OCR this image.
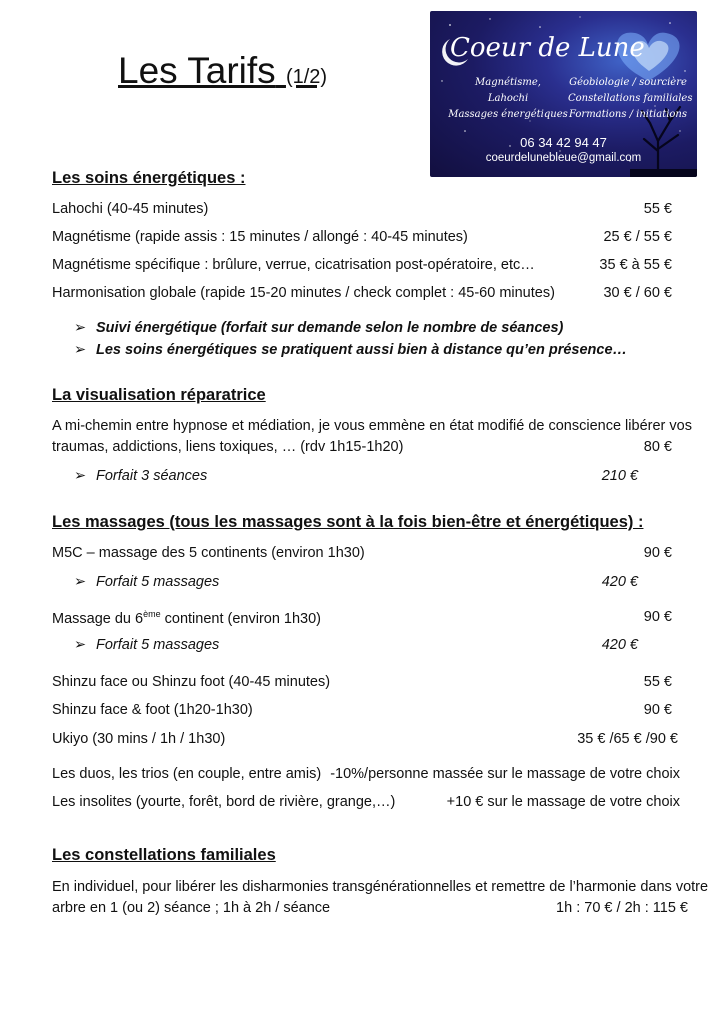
Les Tarifs (1/2)
Coeur de Lune
Magnétisme,
Lahochi
Massages énergétiques
Géobiologie / sourcière
Constellations familiales
Formations / initiations
06 34 42 94 47
coeurdelunebleue@gmail.com
Les soins énergétiques :
Lahochi (40-45 minutes)	55 €
Magnétisme (rapide assis : 15 minutes / allongé : 40-45 minutes)	25 € / 55 €
Magnétisme spécifique : brûlure, verrue, cicatrisation post-opératoire, etc…	35 € à 55 €
Harmonisation globale (rapide 15-20 minutes / check complet : 45-60 minutes)	30 € / 60 €
➢ Suivi énergétique (forfait sur demande selon le nombre de séances)
➢ Les soins énergétiques se pratiquent aussi bien à distance qu’en présence…
La visualisation réparatrice
A mi-chemin entre hypnose et médiation, je vous emmène en état modifié de conscience libérer vos
traumas, addictions, liens toxiques, … (rdv 1h15-1h20)	80 €
➢ Forfait 3 séances	210 €
Les massages (tous les massages sont à la fois bien-être et énergétiques) :
M5C – massage des 5 continents (environ 1h30)	90 €
➢ Forfait 5 massages	420 €
Massage du 6ème continent (environ 1h30)	90 €
➢ Forfait 5 massages	420 €
Shinzu face ou Shinzu foot (40-45 minutes)	55 €
Shinzu face & foot (1h20-1h30)	90 €
Ukiyo (30 mins / 1h / 1h30)	35 € /65 € /90 €
Les duos, les trios (en couple, entre amis) -10%/personne massée sur le massage de votre choix
Les insolites (yourte, forêt, bord de rivière, grange,…)	+10 € sur le massage de votre choix
Les constellations familiales
En individuel, pour libérer les disharmonies transgénérationnelles et remettre de l’harmonie dans votre
arbre en 1 (ou 2) séance ; 1h à 2h / séance	1h : 70 € / 2h : 115 €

■ Task statement ■
Print the listing above in full, exactly as written. Omit any pictures.

■ Response to the task ■
OCR this image.
Les Tarifs (1/2)
Coeur de Lune
Magnétisme,
Lahochi
Massages énergétiques
Géobiologie / sourcière
Constellations familiales
Formations / initiations
06 34 42 94 47
coeurdelunebleue@gmail.com
Les soins énergétiques :
Lahochi (40-45 minutes)	55 €
Magnétisme (rapide assis : 15 minutes / allongé : 40-45 minutes)	25 € / 55 €
Magnétisme spécifique : brûlure, verrue, cicatrisation post-opératoire, etc…	35 € à 55 €
Harmonisation globale (rapide 15-20 minutes / check complet : 45-60 minutes)	30 € / 60 €
➢ Suivi énergétique (forfait sur demande selon le nombre de séances)
➢ Les soins énergétiques se pratiquent aussi bien à distance qu’en présence…
La visualisation réparatrice
A mi-chemin entre hypnose et médiation, je vous emmène en état modifié de conscience libérer vos
traumas, addictions, liens toxiques, … (rdv 1h15-1h20)	80 €
➢ Forfait 3 séances	210 €
Les massages (tous les massages sont à la fois bien-être et énergétiques) :
M5C – massage des 5 continents (environ 1h30)	90 €
➢ Forfait 5 massages	420 €
Massage du 6ème continent (environ 1h30)	90 €
➢ Forfait 5 massages	420 €
Shinzu face ou Shinzu foot (40-45 minutes)	55 €
Shinzu face & foot (1h20-1h30)	90 €
Ukiyo (30 mins / 1h / 1h30)	35 € /65 € /90 €
Les duos, les trios (en couple, entre amis) -10%/personne massée sur le massage de votre choix
Les insolites (yourte, forêt, bord de rivière, grange,…)	+10 € sur le massage de votre choix
Les constellations familiales
En individuel, pour libérer les disharmonies transgénérationnelles et remettre de l’harmonie dans votre
arbre en 1 (ou 2) séance ; 1h à 2h / séance	1h : 70 € / 2h : 115 €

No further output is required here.